*Items from a figure collection*

= = = = =

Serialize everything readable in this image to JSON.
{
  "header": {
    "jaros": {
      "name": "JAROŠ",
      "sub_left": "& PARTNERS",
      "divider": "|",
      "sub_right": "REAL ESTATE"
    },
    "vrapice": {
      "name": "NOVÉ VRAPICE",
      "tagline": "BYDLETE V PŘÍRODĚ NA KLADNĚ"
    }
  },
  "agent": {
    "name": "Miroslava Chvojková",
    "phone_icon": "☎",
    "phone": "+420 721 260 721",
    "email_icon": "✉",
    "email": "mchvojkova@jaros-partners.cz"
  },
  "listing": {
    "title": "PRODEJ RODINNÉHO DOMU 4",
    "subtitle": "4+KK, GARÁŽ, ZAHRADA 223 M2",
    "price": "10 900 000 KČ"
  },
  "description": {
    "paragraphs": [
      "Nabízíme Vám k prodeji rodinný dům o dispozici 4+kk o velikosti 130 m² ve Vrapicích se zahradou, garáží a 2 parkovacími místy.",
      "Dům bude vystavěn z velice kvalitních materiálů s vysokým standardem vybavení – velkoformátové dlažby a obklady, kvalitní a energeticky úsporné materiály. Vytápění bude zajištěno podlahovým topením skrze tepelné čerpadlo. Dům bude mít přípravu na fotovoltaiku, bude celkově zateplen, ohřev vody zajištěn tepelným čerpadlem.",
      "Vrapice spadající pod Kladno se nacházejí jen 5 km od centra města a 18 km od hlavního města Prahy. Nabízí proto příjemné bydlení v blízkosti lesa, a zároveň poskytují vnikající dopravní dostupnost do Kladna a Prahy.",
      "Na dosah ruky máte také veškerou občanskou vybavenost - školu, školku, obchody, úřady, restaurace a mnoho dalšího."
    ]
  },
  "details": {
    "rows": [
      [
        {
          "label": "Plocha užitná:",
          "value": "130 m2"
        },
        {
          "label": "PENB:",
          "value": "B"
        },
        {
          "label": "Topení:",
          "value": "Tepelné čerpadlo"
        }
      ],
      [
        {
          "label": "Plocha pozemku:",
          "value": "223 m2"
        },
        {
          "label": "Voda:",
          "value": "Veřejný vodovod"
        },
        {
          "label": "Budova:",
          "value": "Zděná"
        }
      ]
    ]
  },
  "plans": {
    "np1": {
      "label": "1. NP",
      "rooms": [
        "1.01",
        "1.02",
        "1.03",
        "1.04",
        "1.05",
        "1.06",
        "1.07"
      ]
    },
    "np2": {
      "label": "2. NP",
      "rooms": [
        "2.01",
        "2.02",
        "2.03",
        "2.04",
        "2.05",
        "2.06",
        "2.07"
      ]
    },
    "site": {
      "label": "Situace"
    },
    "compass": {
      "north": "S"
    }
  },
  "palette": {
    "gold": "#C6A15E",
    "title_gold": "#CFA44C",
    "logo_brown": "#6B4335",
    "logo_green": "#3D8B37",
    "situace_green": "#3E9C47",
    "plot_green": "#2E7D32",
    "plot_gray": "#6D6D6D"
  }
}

= = = = =

*EXERCISE INSTRUCTIONS*
Give only the number of lines in the entries above that contain the string "name".

*TASK ANSWER*
3